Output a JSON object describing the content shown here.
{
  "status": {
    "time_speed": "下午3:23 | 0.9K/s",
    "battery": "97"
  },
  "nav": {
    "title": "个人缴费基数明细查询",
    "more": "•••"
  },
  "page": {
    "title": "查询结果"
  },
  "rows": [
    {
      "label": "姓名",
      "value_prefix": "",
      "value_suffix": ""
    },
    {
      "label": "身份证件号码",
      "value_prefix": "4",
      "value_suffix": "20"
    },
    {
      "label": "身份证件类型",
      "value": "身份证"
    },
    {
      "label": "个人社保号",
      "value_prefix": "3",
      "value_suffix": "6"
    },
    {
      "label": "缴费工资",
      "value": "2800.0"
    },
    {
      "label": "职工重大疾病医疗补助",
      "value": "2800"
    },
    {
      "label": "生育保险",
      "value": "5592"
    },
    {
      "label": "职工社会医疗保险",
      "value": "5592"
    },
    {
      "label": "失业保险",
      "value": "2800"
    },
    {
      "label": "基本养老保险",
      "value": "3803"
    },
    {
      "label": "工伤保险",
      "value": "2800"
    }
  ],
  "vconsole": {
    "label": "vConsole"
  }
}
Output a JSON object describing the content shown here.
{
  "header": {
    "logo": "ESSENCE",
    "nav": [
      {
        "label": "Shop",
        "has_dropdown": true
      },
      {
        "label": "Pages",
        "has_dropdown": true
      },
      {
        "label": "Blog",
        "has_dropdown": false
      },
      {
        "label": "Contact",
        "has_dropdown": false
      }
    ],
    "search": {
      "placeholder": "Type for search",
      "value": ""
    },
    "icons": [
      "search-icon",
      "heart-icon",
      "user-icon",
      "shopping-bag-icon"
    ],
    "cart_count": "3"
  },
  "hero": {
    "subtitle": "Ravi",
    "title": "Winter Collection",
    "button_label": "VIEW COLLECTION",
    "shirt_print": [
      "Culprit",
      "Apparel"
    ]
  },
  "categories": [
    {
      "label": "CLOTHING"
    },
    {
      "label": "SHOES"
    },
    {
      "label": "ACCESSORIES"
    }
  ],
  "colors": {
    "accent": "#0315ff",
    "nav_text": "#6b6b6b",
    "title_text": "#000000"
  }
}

TASK GOAL:
Copy out the whole listing exactly.

REPLY:
Output a JSON object describing the content shown here.
{
  "status": {
    "time_speed": "下午3:23 | 0.9K/s",
    "battery": "97"
  },
  "nav": {
    "title": "个人缴费基数明细查询",
    "more": "•••"
  },
  "page": {
    "title": "查询结果"
  },
  "rows": [
    {
      "label": "姓名",
      "value_prefix": "",
      "value_suffix": ""
    },
    {
      "label": "身份证件号码",
      "value_prefix": "4",
      "value_suffix": "20"
    },
    {
      "label": "身份证件类型",
      "value": "身份证"
    },
    {
      "label": "个人社保号",
      "value_prefix": "3",
      "value_suffix": "6"
    },
    {
      "label": "缴费工资",
      "value": "2800.0"
    },
    {
      "label": "职工重大疾病医疗补助",
      "value": "2800"
    },
    {
      "label": "生育保险",
      "value": "5592"
    },
    {
      "label": "职工社会医疗保险",
      "value": "5592"
    },
    {
      "label": "失业保险",
      "value": "2800"
    },
    {
      "label": "基本养老保险",
      "value": "3803"
    },
    {
      "label": "工伤保险",
      "value": "2800"
    }
  ],
  "vconsole": {
    "label": "vConsole"
  }
}
Output a JSON object describing the content shown here.
{
  "header": {
    "logo": "ESSENCE",
    "nav": [
      {
        "label": "Shop",
        "has_dropdown": true
      },
      {
        "label": "Pages",
        "has_dropdown": true
      },
      {
        "label": "Blog",
        "has_dropdown": false
      },
      {
        "label": "Contact",
        "has_dropdown": false
      }
    ],
    "search": {
      "placeholder": "Type for search",
      "value": ""
    },
    "icons": [
      "search-icon",
      "heart-icon",
      "user-icon",
      "shopping-bag-icon"
    ],
    "cart_count": "3"
  },
  "hero": {
    "subtitle": "Ravi",
    "title": "Winter Collection",
    "button_label": "VIEW COLLECTION",
    "shirt_print": [
      "Culprit",
      "Apparel"
    ]
  },
  "categories": [
    {
      "label": "CLOTHING"
    },
    {
      "label": "SHOES"
    },
    {
      "label": "ACCESSORIES"
    }
  ],
  "colors": {
    "accent": "#0315ff",
    "nav_text": "#6b6b6b",
    "title_text": "#000000"
  }
}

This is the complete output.